START DOCUMENT SEGMENT

Andre Garzia wrote:

Dar,

Sometimes I wonder why standards exists...

to keep standards writers in a job :-)

doing a simple googling on this topic I grooked that at least *BSD and Windows2000 got settings for TCP Windows for receiving and for sending data, I guess this must just be different buffer sizes ain't so?

Yes - but they're compatible - see my reply to Dar's email (summary - transmit window is an additional constraint over and above the primary config of recv window).

Using the sysctl command line tool one can probe this stuff or one can risk his tcp/ip stack using commands like:

sysctl -w net.inet.tcp.recvspace= Desired value
sysctl -w net.inet.tcp.sendspace=Desired value

this examples are for NetBSD 2.0, and I really don't think one should fiddle with this. One would gain nothing I think, if the client and server got different buffer sizes no one will gain by increasing it's own size right? and the chances of this misbehaving is just too big....

END DOCUMENT SEGMENT

[TASKS]
1. Answer these questions from the TCP window message:
(a) Which two systems does the googling turn up as having TCP window settings for both receiving and sending?
(b) What command line tool is named for probing these settings?
(c) For which operating system and version are the two example commands given?
2. Write the next part of the TCP window message, starting after its last sentence.

START RECORD EXTRACTS

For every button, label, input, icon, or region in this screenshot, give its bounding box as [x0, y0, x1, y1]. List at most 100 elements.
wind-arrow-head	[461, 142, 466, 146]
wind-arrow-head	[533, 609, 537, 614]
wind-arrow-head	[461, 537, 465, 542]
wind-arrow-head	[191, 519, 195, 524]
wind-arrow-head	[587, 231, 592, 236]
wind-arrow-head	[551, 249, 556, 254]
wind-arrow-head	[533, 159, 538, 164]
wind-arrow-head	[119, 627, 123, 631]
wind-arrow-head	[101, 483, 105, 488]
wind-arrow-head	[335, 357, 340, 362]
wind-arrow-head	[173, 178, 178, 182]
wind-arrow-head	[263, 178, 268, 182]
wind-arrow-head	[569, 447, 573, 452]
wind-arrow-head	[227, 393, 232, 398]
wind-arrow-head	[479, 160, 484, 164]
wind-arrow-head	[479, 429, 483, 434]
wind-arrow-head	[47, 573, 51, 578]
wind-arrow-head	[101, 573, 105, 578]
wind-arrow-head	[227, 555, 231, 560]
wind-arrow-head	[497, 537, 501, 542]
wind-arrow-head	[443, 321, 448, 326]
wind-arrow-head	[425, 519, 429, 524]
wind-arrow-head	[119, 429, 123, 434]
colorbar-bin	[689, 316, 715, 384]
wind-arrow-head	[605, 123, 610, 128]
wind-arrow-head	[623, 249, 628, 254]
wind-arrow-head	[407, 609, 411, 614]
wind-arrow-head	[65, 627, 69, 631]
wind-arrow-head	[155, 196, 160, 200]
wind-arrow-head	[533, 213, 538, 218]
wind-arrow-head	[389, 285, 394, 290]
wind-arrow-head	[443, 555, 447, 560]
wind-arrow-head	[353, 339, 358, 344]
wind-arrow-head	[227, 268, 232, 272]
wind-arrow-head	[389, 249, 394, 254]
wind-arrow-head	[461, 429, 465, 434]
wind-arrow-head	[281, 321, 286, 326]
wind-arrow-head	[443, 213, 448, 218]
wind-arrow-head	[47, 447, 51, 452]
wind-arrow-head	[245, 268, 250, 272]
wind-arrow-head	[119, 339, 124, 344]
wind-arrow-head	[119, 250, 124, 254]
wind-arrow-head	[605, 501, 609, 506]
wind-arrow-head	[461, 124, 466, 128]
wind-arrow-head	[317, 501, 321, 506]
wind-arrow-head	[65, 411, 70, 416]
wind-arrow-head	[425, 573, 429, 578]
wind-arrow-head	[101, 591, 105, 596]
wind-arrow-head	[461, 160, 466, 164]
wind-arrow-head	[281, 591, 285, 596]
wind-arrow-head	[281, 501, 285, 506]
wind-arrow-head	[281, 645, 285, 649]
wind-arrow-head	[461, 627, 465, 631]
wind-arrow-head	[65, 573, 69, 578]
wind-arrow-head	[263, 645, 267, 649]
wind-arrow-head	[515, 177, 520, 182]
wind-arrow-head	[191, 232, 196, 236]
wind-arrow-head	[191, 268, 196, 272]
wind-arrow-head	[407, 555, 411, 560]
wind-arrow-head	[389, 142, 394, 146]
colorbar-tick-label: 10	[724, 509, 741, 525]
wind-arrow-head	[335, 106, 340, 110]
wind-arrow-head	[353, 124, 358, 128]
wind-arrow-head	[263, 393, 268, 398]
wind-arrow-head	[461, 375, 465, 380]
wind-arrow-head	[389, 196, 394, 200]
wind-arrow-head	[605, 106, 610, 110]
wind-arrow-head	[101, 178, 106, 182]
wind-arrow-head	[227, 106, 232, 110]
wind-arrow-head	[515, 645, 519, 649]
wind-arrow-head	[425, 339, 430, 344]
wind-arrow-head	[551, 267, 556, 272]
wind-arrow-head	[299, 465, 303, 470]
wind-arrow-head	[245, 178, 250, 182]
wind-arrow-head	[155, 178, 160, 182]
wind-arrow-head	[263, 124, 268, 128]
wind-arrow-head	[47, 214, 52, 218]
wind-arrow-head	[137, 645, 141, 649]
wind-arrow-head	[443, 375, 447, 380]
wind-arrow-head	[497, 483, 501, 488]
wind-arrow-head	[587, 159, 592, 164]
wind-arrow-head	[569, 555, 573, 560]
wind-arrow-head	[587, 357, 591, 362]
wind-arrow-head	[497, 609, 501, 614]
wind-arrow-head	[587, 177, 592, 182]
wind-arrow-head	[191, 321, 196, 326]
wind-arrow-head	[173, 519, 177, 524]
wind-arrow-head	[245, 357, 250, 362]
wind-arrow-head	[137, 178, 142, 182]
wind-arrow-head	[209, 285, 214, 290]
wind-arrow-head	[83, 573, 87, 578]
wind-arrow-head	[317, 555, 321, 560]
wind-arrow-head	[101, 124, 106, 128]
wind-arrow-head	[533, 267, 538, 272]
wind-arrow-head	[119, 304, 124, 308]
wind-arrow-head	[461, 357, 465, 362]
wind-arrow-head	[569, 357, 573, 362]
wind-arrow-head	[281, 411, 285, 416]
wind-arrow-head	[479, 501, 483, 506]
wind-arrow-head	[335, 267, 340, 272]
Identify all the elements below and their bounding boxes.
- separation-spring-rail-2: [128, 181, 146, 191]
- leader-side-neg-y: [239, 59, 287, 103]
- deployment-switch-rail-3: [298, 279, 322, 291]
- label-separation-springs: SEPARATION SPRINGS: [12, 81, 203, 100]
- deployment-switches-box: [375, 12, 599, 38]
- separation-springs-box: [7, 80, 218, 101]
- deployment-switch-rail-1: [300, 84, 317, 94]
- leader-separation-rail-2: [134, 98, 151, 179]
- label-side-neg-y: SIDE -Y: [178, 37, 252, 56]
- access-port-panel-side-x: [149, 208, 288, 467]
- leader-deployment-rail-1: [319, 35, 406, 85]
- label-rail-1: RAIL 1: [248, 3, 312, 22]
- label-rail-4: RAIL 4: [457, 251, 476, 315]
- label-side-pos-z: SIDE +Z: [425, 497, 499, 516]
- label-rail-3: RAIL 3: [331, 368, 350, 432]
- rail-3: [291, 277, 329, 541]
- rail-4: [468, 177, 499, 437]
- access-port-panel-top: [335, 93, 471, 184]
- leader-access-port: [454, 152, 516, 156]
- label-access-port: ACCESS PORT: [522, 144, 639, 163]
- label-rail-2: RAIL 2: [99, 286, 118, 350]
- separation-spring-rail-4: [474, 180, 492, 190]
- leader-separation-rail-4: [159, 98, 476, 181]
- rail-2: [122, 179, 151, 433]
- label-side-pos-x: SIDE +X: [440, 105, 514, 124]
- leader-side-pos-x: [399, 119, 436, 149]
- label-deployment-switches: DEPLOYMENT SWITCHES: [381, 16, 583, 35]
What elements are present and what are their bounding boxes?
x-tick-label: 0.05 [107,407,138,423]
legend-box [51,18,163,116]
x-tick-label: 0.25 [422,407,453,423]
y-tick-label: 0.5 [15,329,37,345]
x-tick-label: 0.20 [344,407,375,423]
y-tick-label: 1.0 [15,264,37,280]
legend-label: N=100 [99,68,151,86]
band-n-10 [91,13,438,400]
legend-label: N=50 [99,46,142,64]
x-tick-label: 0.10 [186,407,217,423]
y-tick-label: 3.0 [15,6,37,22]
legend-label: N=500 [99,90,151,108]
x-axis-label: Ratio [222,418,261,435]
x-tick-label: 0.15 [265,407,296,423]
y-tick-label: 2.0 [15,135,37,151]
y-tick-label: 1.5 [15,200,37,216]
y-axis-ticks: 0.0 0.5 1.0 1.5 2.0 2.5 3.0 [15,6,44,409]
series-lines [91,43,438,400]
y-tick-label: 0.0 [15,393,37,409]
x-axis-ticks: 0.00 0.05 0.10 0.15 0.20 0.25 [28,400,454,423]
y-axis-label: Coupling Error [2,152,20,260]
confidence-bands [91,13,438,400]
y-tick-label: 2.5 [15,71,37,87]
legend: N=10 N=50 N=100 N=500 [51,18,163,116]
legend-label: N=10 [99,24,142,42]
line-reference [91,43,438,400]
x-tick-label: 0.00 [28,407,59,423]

END RECORD EXTRACTS

[RESPONSES BY TASK]
1.
(a) *BSD and Windows2000
(b) sysctl
(c) NetBSD 2.0

2.
Remember that many senders - in particular, servers capable of high performance - have already had their parameters tweaked, and are limited only by what you can accept - i.e. your receive window.

Probably not an issue at 1Mb or below - but when you get above that - especially in the presence of jitter (variable delay) - you need more than 32k window to allow high-speed but distant servers to get close to filling that pipe to you.

So it's worth setting the receive window in many cases. If you're a server and have memory bandwidth to handle it, it's worth setting the transmit window, in case you are contacted by receivers able to utilize bigger receive windows.

And the chances of this misbehaving are pretty small - TCP is designed to flourish (not merely survive) in the presence of many mismatched configurations...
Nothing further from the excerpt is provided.